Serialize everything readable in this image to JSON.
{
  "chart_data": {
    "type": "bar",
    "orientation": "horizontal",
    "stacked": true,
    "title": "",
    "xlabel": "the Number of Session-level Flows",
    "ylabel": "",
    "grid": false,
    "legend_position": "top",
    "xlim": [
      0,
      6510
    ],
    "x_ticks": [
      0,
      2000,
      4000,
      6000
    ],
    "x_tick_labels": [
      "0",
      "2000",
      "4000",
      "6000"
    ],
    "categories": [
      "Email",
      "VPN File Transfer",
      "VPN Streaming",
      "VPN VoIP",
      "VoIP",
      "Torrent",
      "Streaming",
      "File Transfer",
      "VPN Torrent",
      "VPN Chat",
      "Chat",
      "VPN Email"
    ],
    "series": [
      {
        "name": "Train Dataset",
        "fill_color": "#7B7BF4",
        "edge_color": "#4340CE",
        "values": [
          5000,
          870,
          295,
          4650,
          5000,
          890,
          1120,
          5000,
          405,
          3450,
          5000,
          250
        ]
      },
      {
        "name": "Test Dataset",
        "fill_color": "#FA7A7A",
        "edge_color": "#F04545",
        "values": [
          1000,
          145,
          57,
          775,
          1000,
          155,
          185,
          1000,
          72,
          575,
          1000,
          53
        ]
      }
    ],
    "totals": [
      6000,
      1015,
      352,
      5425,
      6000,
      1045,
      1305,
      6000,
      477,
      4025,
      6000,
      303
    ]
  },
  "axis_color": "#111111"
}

═══

#### [INSTRUCTION]
Return the lines above exactly, keeping every word.

#### [TASK RESPONSE]
Serialize everything readable in this image to JSON.
{
  "chart_data": {
    "type": "bar",
    "orientation": "horizontal",
    "stacked": true,
    "title": "",
    "xlabel": "the Number of Session-level Flows",
    "ylabel": "",
    "grid": false,
    "legend_position": "top",
    "xlim": [
      0,
      6510
    ],
    "x_ticks": [
      0,
      2000,
      4000,
      6000
    ],
    "x_tick_labels": [
      "0",
      "2000",
      "4000",
      "6000"
    ],
    "categories": [
      "Email",
      "VPN File Transfer",
      "VPN Streaming",
      "VPN VoIP",
      "VoIP",
      "Torrent",
      "Streaming",
      "File Transfer",
      "VPN Torrent",
      "VPN Chat",
      "Chat",
      "VPN Email"
    ],
    "series": [
      {
        "name": "Train Dataset",
        "fill_color": "#7B7BF4",
        "edge_color": "#4340CE",
        "values": [
          5000,
          870,
          295,
          4650,
          5000,
          890,
          1120,
          5000,
          405,
          3450,
          5000,
          250
        ]
      },
      {
        "name": "Test Dataset",
        "fill_color": "#FA7A7A",
        "edge_color": "#F04545",
        "values": [
          1000,
          145,
          57,
          775,
          1000,
          155,
          185,
          1000,
          72,
          575,
          1000,
          53
        ]
      }
    ],
    "totals": [
      6000,
      1015,
      352,
      5425,
      6000,
      1045,
      1305,
      6000,
      477,
      4025,
      6000,
      303
    ]
  },
  "axis_color": "#111111"
}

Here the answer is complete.